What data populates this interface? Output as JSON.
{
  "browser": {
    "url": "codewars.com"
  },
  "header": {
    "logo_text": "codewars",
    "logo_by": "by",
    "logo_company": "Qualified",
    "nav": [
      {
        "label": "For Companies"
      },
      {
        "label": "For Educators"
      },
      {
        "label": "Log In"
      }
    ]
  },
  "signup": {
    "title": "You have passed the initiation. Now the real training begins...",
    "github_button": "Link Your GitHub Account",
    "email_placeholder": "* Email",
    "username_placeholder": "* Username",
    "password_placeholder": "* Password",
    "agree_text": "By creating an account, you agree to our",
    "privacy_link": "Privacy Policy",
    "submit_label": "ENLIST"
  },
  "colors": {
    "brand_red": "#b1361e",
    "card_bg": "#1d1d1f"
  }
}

- _Task objective_:
Each line of the material above must be retyped precisely.

- _Response to the exercise_:
What data populates this interface? Output as JSON.
{
  "browser": {
    "url": "codewars.com"
  },
  "header": {
    "logo_text": "codewars",
    "logo_by": "by",
    "logo_company": "Qualified",
    "nav": [
      {
        "label": "For Companies"
      },
      {
        "label": "For Educators"
      },
      {
        "label": "Log In"
      }
    ]
  },
  "signup": {
    "title": "You have passed the initiation. Now the real training begins...",
    "github_button": "Link Your GitHub Account",
    "email_placeholder": "* Email",
    "username_placeholder": "* Username",
    "password_placeholder": "* Password",
    "agree_text": "By creating an account, you agree to our",
    "privacy_link": "Privacy Policy",
    "submit_label": "ENLIST"
  },
  "colors": {
    "brand_red": "#b1361e",
    "card_bg": "#1d1d1f"
  }
}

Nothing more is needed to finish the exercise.